::: DATA EXTRACT

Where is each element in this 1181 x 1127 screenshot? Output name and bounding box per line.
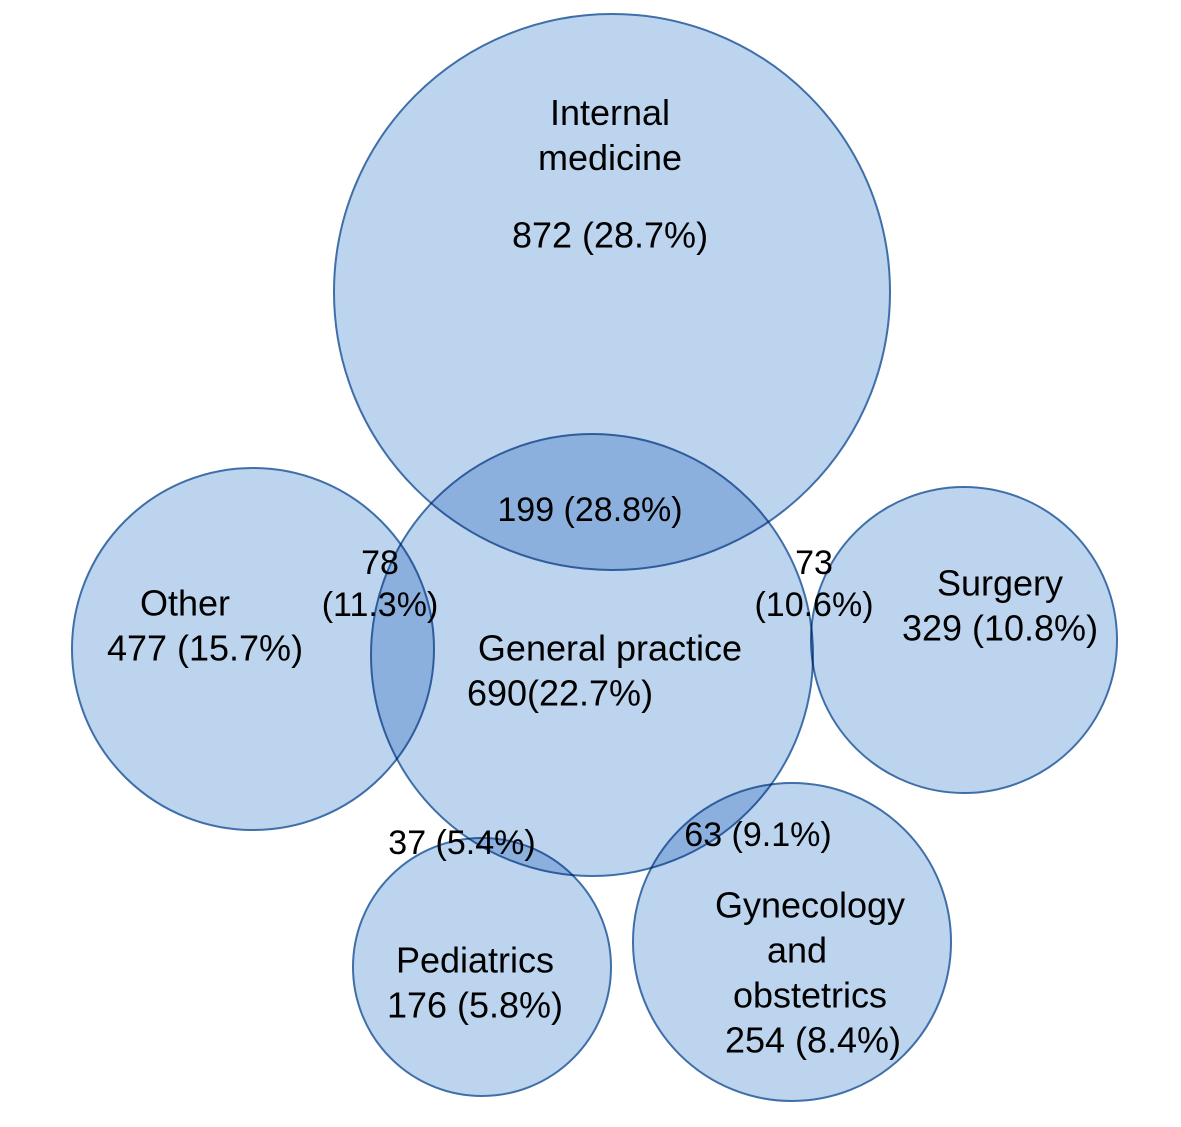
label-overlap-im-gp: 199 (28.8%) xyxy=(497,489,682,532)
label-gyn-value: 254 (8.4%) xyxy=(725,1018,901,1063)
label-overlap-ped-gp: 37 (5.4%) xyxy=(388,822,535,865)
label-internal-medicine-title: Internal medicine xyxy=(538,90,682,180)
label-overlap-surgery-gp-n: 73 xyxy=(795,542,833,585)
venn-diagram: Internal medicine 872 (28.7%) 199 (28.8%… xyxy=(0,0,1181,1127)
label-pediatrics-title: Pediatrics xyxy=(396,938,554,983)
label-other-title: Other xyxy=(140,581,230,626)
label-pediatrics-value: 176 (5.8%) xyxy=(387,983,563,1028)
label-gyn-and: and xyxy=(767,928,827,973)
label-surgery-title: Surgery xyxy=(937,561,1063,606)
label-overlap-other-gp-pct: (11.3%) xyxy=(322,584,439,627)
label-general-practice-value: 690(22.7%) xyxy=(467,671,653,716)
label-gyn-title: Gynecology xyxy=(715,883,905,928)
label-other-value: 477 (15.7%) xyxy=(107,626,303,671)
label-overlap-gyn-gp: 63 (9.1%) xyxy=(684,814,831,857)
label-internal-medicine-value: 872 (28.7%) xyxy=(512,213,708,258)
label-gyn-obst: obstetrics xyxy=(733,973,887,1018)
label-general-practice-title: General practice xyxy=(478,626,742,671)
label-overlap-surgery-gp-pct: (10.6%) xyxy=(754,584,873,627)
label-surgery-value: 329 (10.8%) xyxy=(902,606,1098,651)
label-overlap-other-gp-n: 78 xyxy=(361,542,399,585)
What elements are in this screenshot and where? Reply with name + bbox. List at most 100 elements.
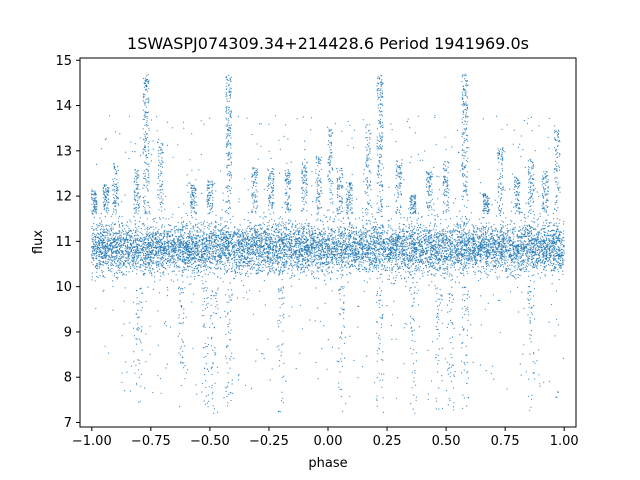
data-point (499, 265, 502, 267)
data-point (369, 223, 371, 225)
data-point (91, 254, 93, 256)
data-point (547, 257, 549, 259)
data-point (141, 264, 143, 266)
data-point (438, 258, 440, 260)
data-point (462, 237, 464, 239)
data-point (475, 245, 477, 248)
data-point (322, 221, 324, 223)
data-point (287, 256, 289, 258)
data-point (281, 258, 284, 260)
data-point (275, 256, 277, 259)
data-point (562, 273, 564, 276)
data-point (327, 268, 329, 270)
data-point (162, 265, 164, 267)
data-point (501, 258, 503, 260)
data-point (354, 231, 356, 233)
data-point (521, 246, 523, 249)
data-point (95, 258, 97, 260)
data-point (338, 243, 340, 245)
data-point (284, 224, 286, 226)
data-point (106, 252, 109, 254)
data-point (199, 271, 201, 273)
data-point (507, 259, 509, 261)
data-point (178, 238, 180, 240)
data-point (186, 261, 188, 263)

::::::

▸ **REQUEST**
Update the records by changing "screenshot" to "image" wherever it appears, and keep everything else the same. Leave the pictures out of your answer.

▸ **THE RESPONSE**
Where is each element in this 1181 x 1127 image? Output name and bounding box per line.
label-overlap-im-gp: 199 (28.8%) xyxy=(497,489,682,532)
label-gyn-value: 254 (8.4%) xyxy=(725,1018,901,1063)
label-overlap-ped-gp: 37 (5.4%) xyxy=(388,822,535,865)
label-internal-medicine-title: Internal medicine xyxy=(538,90,682,180)
label-overlap-surgery-gp-n: 73 xyxy=(795,542,833,585)
venn-diagram: Internal medicine 872 (28.7%) 199 (28.8%… xyxy=(0,0,1181,1127)
label-pediatrics-title: Pediatrics xyxy=(396,938,554,983)
label-other-title: Other xyxy=(140,581,230,626)
label-pediatrics-value: 176 (5.8%) xyxy=(387,983,563,1028)
label-gyn-and: and xyxy=(767,928,827,973)
label-surgery-title: Surgery xyxy=(937,561,1063,606)
label-overlap-other-gp-pct: (11.3%) xyxy=(322,584,439,627)
label-general-practice-value: 690(22.7%) xyxy=(467,671,653,716)
label-gyn-title: Gynecology xyxy=(715,883,905,928)
label-other-value: 477 (15.7%) xyxy=(107,626,303,671)
label-overlap-gyn-gp: 63 (9.1%) xyxy=(684,814,831,857)
label-internal-medicine-value: 872 (28.7%) xyxy=(512,213,708,258)
label-gyn-obst: obstetrics xyxy=(733,973,887,1018)
label-general-practice-title: General practice xyxy=(478,626,742,671)
label-overlap-surgery-gp-pct: (10.6%) xyxy=(754,584,873,627)
label-surgery-value: 329 (10.8%) xyxy=(902,606,1098,651)
label-overlap-other-gp-n: 78 xyxy=(361,542,399,585)
What elements are in this image and where? Reply with name + bbox. List at most 100 elements.
data-point (499, 265, 502, 267)
data-point (369, 223, 371, 225)
data-point (91, 254, 93, 256)
data-point (547, 257, 549, 259)
data-point (141, 264, 143, 266)
data-point (438, 258, 440, 260)
data-point (462, 237, 464, 239)
data-point (475, 245, 477, 248)
data-point (322, 221, 324, 223)
data-point (287, 256, 289, 258)
data-point (281, 258, 284, 260)
data-point (275, 256, 277, 259)
data-point (562, 273, 564, 276)
data-point (327, 268, 329, 270)
data-point (162, 265, 164, 267)
data-point (501, 258, 503, 260)
data-point (354, 231, 356, 233)
data-point (521, 246, 523, 249)
data-point (95, 258, 97, 260)
data-point (338, 243, 340, 245)
data-point (284, 224, 286, 226)
data-point (106, 252, 109, 254)
data-point (199, 271, 201, 273)
data-point (507, 259, 509, 261)
data-point (178, 238, 180, 240)
data-point (186, 261, 188, 263)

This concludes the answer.